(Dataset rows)
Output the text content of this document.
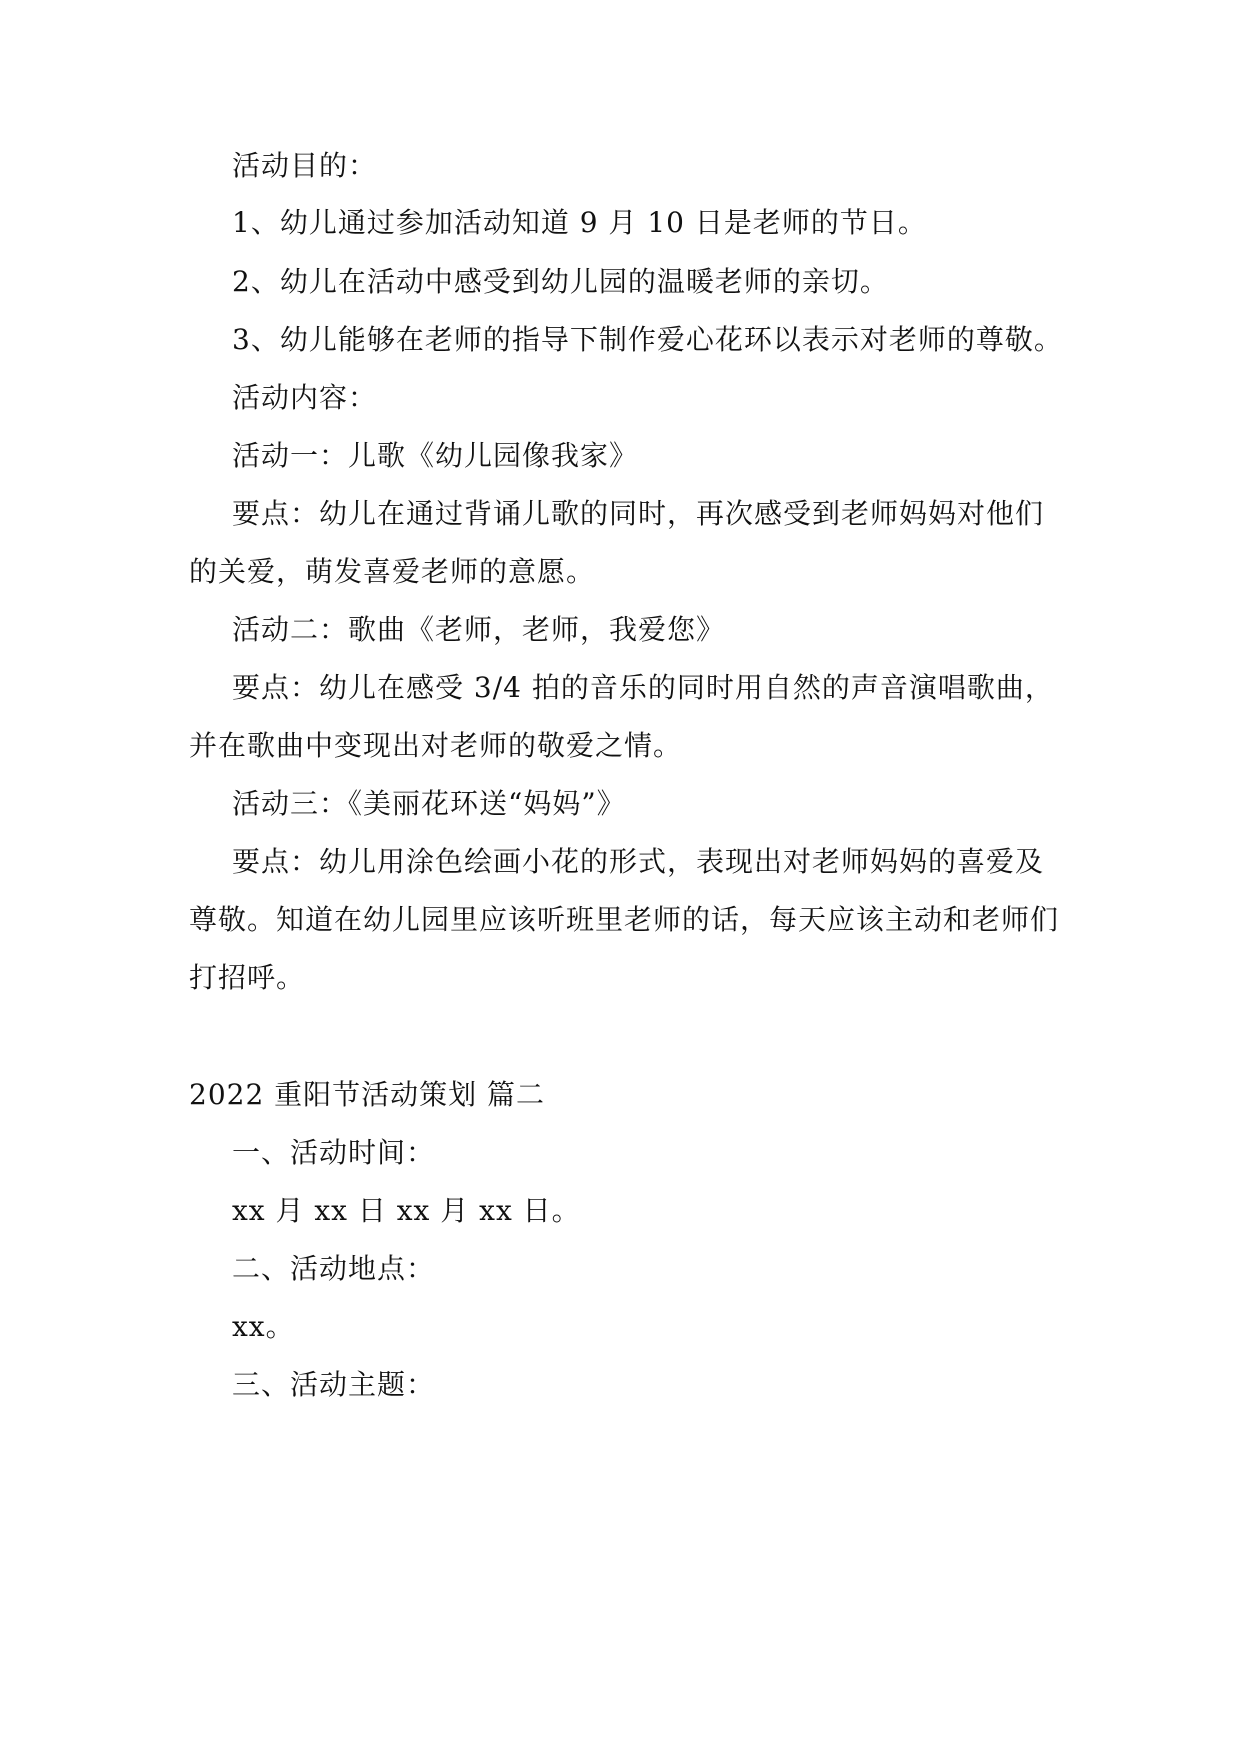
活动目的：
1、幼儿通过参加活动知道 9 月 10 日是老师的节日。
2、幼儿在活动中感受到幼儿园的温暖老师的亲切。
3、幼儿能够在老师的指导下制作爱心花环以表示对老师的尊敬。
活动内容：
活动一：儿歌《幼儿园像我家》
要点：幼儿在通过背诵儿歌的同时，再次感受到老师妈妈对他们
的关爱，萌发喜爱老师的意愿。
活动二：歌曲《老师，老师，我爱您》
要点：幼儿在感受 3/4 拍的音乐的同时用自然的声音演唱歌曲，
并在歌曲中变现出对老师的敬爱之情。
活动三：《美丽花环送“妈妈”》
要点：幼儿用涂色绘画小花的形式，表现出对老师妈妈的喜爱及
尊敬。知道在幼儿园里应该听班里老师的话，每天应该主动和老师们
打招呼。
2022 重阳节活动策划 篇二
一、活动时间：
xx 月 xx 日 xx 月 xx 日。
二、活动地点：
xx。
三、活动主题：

*WHAT YOU SHOULD DO*
Each record above must be returned exactly as written, with its pictures omitted.

*SOLUTION BELOW*
Output the text content of this document.
活动目的：
1、幼儿通过参加活动知道 9 月 10 日是老师的节日。
2、幼儿在活动中感受到幼儿园的温暖老师的亲切。
3、幼儿能够在老师的指导下制作爱心花环以表示对老师的尊敬。
活动内容：
活动一：儿歌《幼儿园像我家》
要点：幼儿在通过背诵儿歌的同时，再次感受到老师妈妈对他们
的关爱，萌发喜爱老师的意愿。
活动二：歌曲《老师，老师，我爱您》
要点：幼儿在感受 3/4 拍的音乐的同时用自然的声音演唱歌曲，
并在歌曲中变现出对老师的敬爱之情。
活动三：《美丽花环送“妈妈”》
要点：幼儿用涂色绘画小花的形式，表现出对老师妈妈的喜爱及
尊敬。知道在幼儿园里应该听班里老师的话，每天应该主动和老师们
打招呼。
2022 重阳节活动策划 篇二
一、活动时间：
xx 月 xx 日 xx 月 xx 日。
二、活动地点：
xx。
三、活动主题：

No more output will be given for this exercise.